Exercise material:
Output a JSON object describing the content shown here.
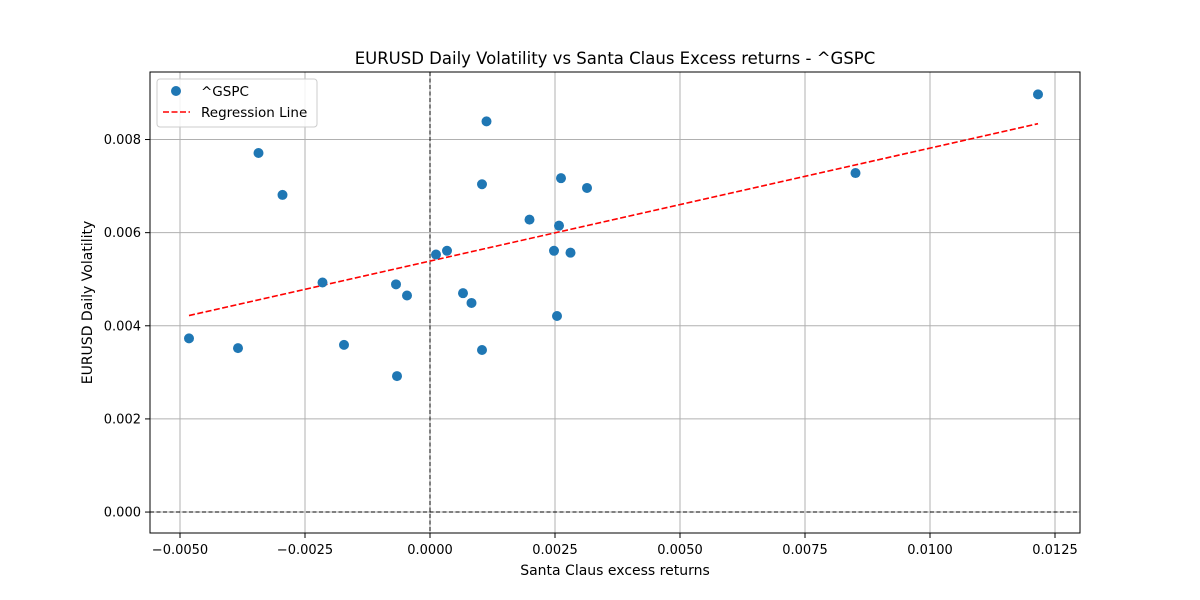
{
  "chart_data": {
    "type": "scatter",
    "title": "EURUSD Daily Volatility vs Santa Claus Excess returns - ^GSPC",
    "xlabel": "Santa Claus excess returns",
    "ylabel": "EURUSD Daily Volatility",
    "xlim": [
      -0.0056,
      0.013
    ],
    "ylim": [
      -0.00045,
      0.00945
    ],
    "xticks": [
      -0.005,
      -0.0025,
      0.0,
      0.0025,
      0.005,
      0.0075,
      0.01,
      0.0125
    ],
    "xtick_labels": [
      "−0.0050",
      "−0.0025",
      "0.0000",
      "0.0025",
      "0.0050",
      "0.0075",
      "0.0100",
      "0.0125"
    ],
    "yticks": [
      0.0,
      0.002,
      0.004,
      0.006,
      0.008
    ],
    "ytick_labels": [
      "0.000",
      "0.002",
      "0.004",
      "0.006",
      "0.008"
    ],
    "grid": true,
    "legend_position": "top-left",
    "reference_lines": {
      "x": 0.0,
      "y": 0.0
    },
    "series": [
      {
        "name": "^GSPC",
        "kind": "scatter",
        "color": "#1f77b4",
        "points": [
          [
            -0.00482,
            0.00373
          ],
          [
            -0.00384,
            0.00352
          ],
          [
            -0.00343,
            0.00771
          ],
          [
            -0.00295,
            0.00681
          ],
          [
            -0.00215,
            0.00493
          ],
          [
            -0.00172,
            0.00359
          ],
          [
            -0.00068,
            0.00489
          ],
          [
            -0.00066,
            0.00292
          ],
          [
            -0.00046,
            0.00465
          ],
          [
            0.00012,
            0.00553
          ],
          [
            0.00034,
            0.00561
          ],
          [
            0.00066,
            0.0047
          ],
          [
            0.00083,
            0.00449
          ],
          [
            0.00104,
            0.00348
          ],
          [
            0.00104,
            0.00704
          ],
          [
            0.00113,
            0.00839
          ],
          [
            0.00199,
            0.00628
          ],
          [
            0.00248,
            0.00561
          ],
          [
            0.00254,
            0.00421
          ],
          [
            0.00258,
            0.00615
          ],
          [
            0.00262,
            0.00717
          ],
          [
            0.00281,
            0.00557
          ],
          [
            0.00314,
            0.00696
          ],
          [
            0.00851,
            0.00728
          ],
          [
            0.01216,
            0.00897
          ]
        ]
      },
      {
        "name": "Regression Line",
        "kind": "line",
        "style": "dashed",
        "color": "#ff0000",
        "x": [
          -0.00482,
          0.01216
        ],
        "y": [
          0.00422,
          0.00834
        ]
      }
    ]
  }
}
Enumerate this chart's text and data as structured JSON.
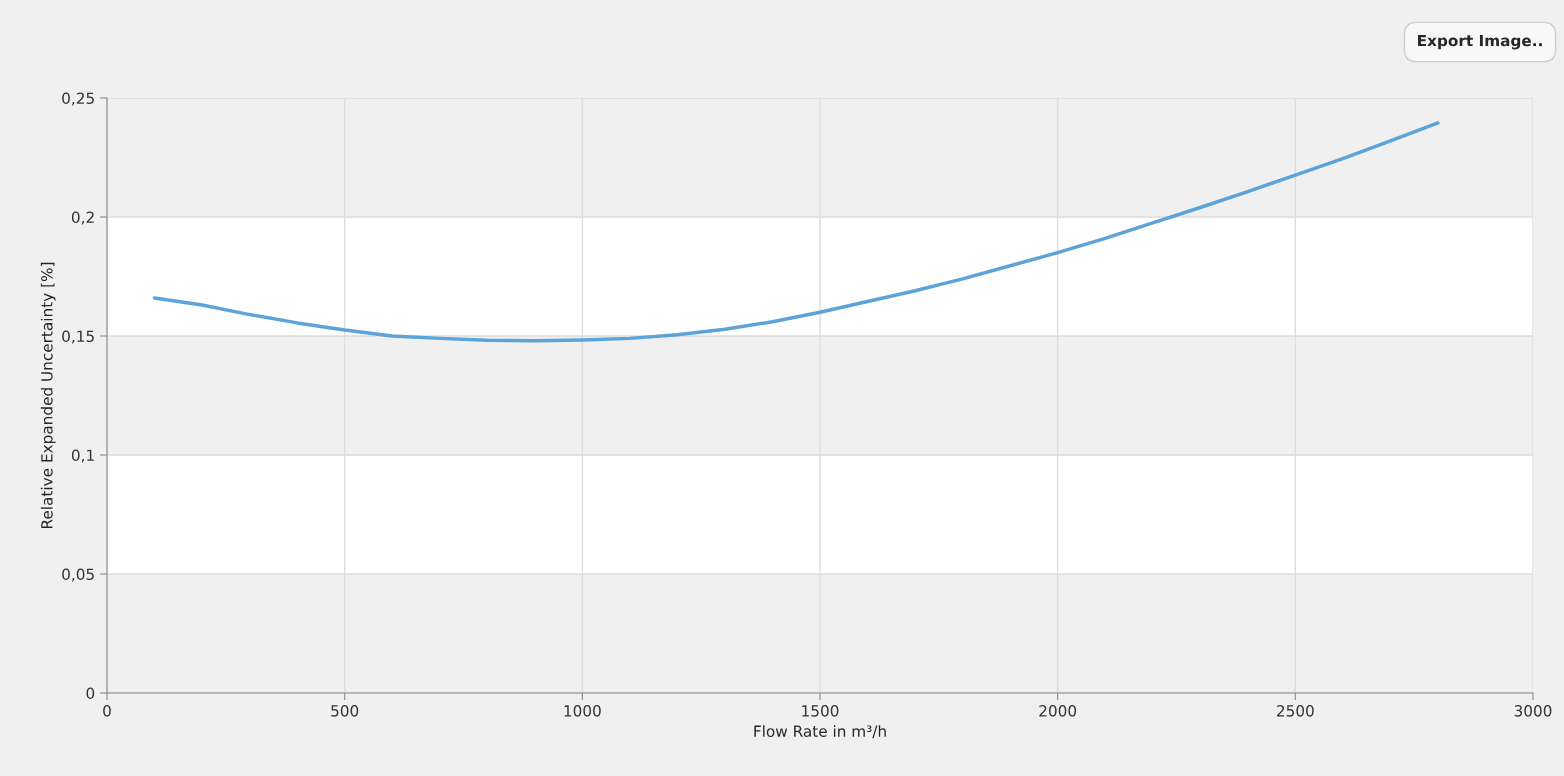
{
  "chart_data": {
    "type": "line",
    "xlabel": "Flow Rate in m³/h",
    "ylabel": "Relative Expanded Uncertainty [%]",
    "annotations": [
      "Export Image.."
    ],
    "x": [
      100,
      200,
      300,
      400,
      500,
      600,
      700,
      800,
      900,
      1000,
      1100,
      1200,
      1300,
      1400,
      1500,
      1600,
      1700,
      1800,
      1900,
      2000,
      2100,
      2200,
      2300,
      2400,
      2500,
      2600,
      2700,
      2800
    ],
    "series": [
      {
        "color": "#5ba3d9",
        "values": [
          0.166,
          0.163,
          0.159,
          0.1555,
          0.1525,
          0.15,
          0.149,
          0.1482,
          0.148,
          0.1483,
          0.149,
          0.1505,
          0.1528,
          0.156,
          0.16,
          0.1645,
          0.169,
          0.174,
          0.1795,
          0.185,
          0.191,
          0.1975,
          0.204,
          0.2107,
          0.2176,
          0.2245,
          0.232,
          0.2395
        ]
      }
    ],
    "xlim": [
      0,
      3000
    ],
    "xticks": [
      0,
      500,
      1000,
      1500,
      2000,
      2500,
      3000
    ],
    "ylim": [
      0,
      0.25
    ],
    "yticks": [
      {
        "value": 0,
        "label": "0"
      },
      {
        "value": 0.05,
        "label": "0,05"
      },
      {
        "value": 0.1,
        "label": "0,1"
      },
      {
        "value": 0.15,
        "label": "0,15"
      },
      {
        "value": 0.2,
        "label": "0,2"
      },
      {
        "value": 0.25,
        "label": "0,25"
      }
    ],
    "bands": [
      {
        "axis": "y",
        "from": 0,
        "to": 0.05,
        "color": "#f0f0f0"
      },
      {
        "axis": "y",
        "from": 0.1,
        "to": 0.15,
        "color": "#f0f0f0"
      },
      {
        "axis": "y",
        "from": 0.2,
        "to": 0.25,
        "color": "#f0f0f0"
      }
    ],
    "grid": true,
    "legend": false,
    "marker": "none",
    "line_style": "solid"
  }
}
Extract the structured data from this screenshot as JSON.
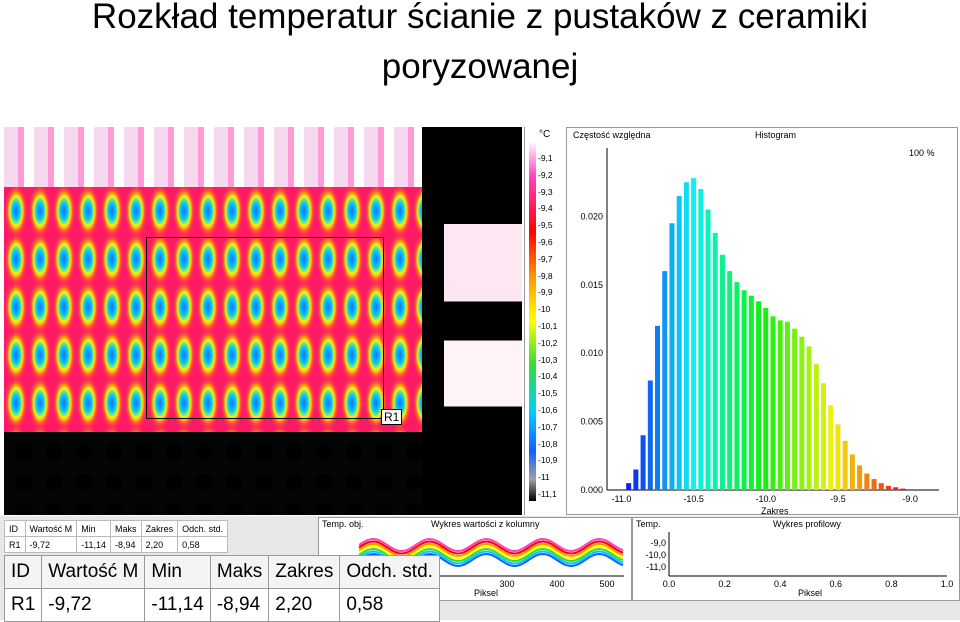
{
  "title_line1": "Rozkład temperatur ścianie z pustaków   z ceramiki",
  "title_line2": "poryzowanej",
  "thermogram": {
    "roi_label": "R1"
  },
  "scale": {
    "unit": "°C",
    "ticks": [
      "-9,1",
      "-9,2",
      "-9,3",
      "-9,4",
      "-9,5",
      "-9,6",
      "-9,7",
      "-9,8",
      "-9,9",
      "-10",
      "-10,1",
      "-10,2",
      "-10,3",
      "-10,4",
      "-10,5",
      "-10,6",
      "-10,7",
      "-10,8",
      "-10,9",
      "-11",
      "-11,1"
    ]
  },
  "histogram": {
    "ylabel": "Częstość względna",
    "title": "Histogram",
    "percent": "100 %",
    "xlabel": "Zakres",
    "yticks": [
      "0.020",
      "0.015",
      "0.010",
      "0.005",
      "0.000"
    ],
    "xticks": [
      "-11.0",
      "-10.5",
      "-10.0",
      "-9.5",
      "-9.0"
    ]
  },
  "chart_data": {
    "type": "bar",
    "title": "Histogram",
    "xlabel": "Zakres",
    "ylabel": "Częstość względna",
    "xlim": [
      -11.1,
      -8.8
    ],
    "ylim": [
      0,
      0.025
    ],
    "x": [
      -10.95,
      -10.9,
      -10.85,
      -10.8,
      -10.75,
      -10.7,
      -10.65,
      -10.6,
      -10.55,
      -10.5,
      -10.45,
      -10.4,
      -10.35,
      -10.3,
      -10.25,
      -10.2,
      -10.15,
      -10.1,
      -10.05,
      -10.0,
      -9.95,
      -9.9,
      -9.85,
      -9.8,
      -9.75,
      -9.7,
      -9.65,
      -9.6,
      -9.55,
      -9.5,
      -9.45,
      -9.4,
      -9.35,
      -9.3,
      -9.25,
      -9.2,
      -9.15,
      -9.1,
      -9.05
    ],
    "y": [
      0.0005,
      0.0015,
      0.004,
      0.008,
      0.012,
      0.016,
      0.0195,
      0.0215,
      0.0225,
      0.0228,
      0.022,
      0.0205,
      0.0188,
      0.0172,
      0.016,
      0.0152,
      0.0146,
      0.0142,
      0.0138,
      0.0133,
      0.0127,
      0.0124,
      0.0123,
      0.0118,
      0.0112,
      0.0105,
      0.0092,
      0.0078,
      0.0062,
      0.0048,
      0.0036,
      0.0026,
      0.0018,
      0.0012,
      0.0008,
      0.0005,
      0.0003,
      0.0002,
      0.0001
    ]
  },
  "small_table": {
    "headers": [
      "ID",
      "Wartość M",
      "Min",
      "Maks",
      "Zakres",
      "Odch. std."
    ],
    "row": [
      "R1",
      "-9,72",
      "-11,14",
      "-8,94",
      "2,20",
      "0,58"
    ]
  },
  "column_panel": {
    "label": "Temp. obj.",
    "title": "Wykres wartości z kolumny",
    "xticks": [
      "300",
      "400",
      "500"
    ],
    "xlabel": "Piksel"
  },
  "profile_panel": {
    "label": "Temp.",
    "title": "Wykres profilowy",
    "yticks": [
      "-9,0",
      "-10,0",
      "-11,0"
    ],
    "xticks": [
      "0.0",
      "0.2",
      "0.4",
      "0.6",
      "0.8",
      "1.0"
    ],
    "xlabel": "Piksel"
  },
  "big_table": {
    "headers": [
      "ID",
      "Wartość M",
      "Min",
      "Maks",
      "Zakres",
      "Odch. std."
    ],
    "row": [
      "R1",
      "-9,72",
      "-11,14",
      "-8,94",
      "2,20",
      "0,58"
    ]
  }
}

Task objective: Look through the data above. Copy every line with the string "Daily" in it.

Solution:
    "title": "EURUSD Daily Volatility vs Santa Claus Excess returns - ^GSPC",
    "ylabel": "EURUSD Daily Volatility",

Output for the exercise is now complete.